** start of Document extract **

Oracle Tablespace Monitoring

I carefully monitor Oracle Tablespace utilization because I don’t buy into the space is cheap mantra. It’s especially important when we are dealing with SAN/FC/FLASH based storage.  If you can effectively find the root cause of the vanishing space in an Oracle Tablespace you can save a good chunk of money for your organization and make your own life much easier by having fewer requests for new LUNs from the storage team.

Back in 2014 I was working for a company that operated a very large internet site and our space consumption was at the rate of 800GB every month, we were adding 4x400GB LUNs to our RAC cluster every two months. Then, one month we almost doubled our space consumption rate for no apparent reason. I decided that it was time to find the root cause of the issue and developed a series of scripts that helped us find the root cause in no time. I’ll show you how it works so you can adopt it in your workflow and DB monitoring.

** end of Document extract **
** start of Given data **

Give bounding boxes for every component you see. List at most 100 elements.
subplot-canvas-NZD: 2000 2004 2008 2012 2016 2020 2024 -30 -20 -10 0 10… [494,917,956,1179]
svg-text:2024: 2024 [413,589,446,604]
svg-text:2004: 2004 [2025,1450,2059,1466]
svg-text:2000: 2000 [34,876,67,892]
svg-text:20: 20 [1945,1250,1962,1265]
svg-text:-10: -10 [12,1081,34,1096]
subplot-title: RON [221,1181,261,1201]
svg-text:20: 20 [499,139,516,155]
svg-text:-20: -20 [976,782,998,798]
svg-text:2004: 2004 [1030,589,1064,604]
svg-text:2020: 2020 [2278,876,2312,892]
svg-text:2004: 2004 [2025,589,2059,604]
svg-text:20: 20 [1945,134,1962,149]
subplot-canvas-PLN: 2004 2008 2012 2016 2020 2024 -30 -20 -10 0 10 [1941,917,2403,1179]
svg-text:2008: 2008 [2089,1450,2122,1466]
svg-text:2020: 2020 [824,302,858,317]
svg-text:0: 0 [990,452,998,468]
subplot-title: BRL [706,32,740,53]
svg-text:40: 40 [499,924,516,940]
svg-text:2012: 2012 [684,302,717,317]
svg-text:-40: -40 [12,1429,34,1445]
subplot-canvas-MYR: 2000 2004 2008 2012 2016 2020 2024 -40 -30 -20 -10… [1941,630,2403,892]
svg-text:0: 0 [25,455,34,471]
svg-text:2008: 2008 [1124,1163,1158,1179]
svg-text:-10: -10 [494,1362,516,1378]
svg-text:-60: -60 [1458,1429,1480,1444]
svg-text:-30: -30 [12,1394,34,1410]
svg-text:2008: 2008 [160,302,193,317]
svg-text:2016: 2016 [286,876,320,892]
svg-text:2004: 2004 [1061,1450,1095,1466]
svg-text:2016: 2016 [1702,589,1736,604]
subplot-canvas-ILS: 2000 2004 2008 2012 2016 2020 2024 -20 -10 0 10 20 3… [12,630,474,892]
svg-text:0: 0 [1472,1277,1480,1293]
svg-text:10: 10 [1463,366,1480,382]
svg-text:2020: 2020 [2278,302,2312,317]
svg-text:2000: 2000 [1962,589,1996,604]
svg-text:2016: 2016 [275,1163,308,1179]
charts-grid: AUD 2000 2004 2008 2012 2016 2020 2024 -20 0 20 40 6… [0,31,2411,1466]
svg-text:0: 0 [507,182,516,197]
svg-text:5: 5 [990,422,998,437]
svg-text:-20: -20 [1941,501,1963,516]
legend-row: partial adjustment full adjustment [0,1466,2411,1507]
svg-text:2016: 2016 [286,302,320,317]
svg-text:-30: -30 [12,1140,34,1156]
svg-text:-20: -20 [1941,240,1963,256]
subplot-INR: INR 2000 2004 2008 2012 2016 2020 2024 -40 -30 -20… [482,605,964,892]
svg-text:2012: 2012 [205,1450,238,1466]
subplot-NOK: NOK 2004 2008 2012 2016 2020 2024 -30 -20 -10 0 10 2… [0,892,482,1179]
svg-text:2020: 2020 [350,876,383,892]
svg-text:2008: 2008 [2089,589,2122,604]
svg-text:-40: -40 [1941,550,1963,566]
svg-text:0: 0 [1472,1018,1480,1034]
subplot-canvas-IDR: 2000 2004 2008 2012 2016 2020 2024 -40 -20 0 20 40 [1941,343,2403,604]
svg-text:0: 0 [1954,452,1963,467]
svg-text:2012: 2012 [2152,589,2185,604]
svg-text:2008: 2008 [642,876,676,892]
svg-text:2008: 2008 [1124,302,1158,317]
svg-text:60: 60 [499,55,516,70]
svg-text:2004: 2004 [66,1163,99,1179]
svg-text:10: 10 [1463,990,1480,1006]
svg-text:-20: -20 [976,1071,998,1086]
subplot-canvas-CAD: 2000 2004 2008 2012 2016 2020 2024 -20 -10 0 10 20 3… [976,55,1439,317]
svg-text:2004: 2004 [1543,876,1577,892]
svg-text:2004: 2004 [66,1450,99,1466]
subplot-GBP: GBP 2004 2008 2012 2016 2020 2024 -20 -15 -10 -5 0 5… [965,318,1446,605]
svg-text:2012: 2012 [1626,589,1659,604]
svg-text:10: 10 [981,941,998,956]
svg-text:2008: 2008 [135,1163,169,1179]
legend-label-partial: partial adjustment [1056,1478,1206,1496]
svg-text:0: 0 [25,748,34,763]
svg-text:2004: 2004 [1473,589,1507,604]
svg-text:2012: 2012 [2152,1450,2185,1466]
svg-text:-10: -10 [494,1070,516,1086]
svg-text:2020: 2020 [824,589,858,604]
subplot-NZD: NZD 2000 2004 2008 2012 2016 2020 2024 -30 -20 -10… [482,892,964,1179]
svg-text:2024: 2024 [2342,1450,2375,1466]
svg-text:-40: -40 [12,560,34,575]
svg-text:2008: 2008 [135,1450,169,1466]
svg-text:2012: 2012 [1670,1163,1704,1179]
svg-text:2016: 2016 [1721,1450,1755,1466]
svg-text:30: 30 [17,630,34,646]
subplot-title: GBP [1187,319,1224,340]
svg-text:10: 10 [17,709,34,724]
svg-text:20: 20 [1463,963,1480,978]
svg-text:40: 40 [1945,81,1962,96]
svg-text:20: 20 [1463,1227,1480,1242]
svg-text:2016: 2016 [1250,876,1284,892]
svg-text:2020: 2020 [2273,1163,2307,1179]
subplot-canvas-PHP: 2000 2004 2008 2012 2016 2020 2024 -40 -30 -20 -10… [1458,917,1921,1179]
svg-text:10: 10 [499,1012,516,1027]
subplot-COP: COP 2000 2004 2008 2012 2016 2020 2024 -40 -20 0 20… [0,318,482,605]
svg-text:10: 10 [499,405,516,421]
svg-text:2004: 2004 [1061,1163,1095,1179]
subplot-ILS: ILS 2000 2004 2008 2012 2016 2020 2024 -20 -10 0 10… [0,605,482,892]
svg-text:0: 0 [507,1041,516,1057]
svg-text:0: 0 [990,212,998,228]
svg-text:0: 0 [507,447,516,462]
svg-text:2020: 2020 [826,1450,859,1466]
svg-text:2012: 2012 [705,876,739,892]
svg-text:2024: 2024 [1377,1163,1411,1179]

** end of Given data **

Given exercise 1: Translate this sentence from the Oracle tablespace monitoring text into Spanish: "Then, one month we almost doubled our space consumption rate for no apparent reason."
Given exercise 2: Reproduce the Oracle tablespace monitoring text verbatim, from "Back in 2014" down to "and DB monitoring.".

Reply 1: Luego, un mes casi duplicamos nuestra tasa de consumo de espacio sin ninguna razón aparente.

Reply 2:
Back in 2014 I was working for a company that operated a very large internet site and our space consumption was at the rate of 800GB every month, we were adding 4x400GB LUNs to our RAC cluster every two months. Then, one month we almost doubled our space consumption rate for no apparent reason. I decided that it was time to find the root cause of the issue and developed a series of scripts that helped us find the root cause in no time. I’ll show you how it works so you can adopt it in your workflow and DB monitoring.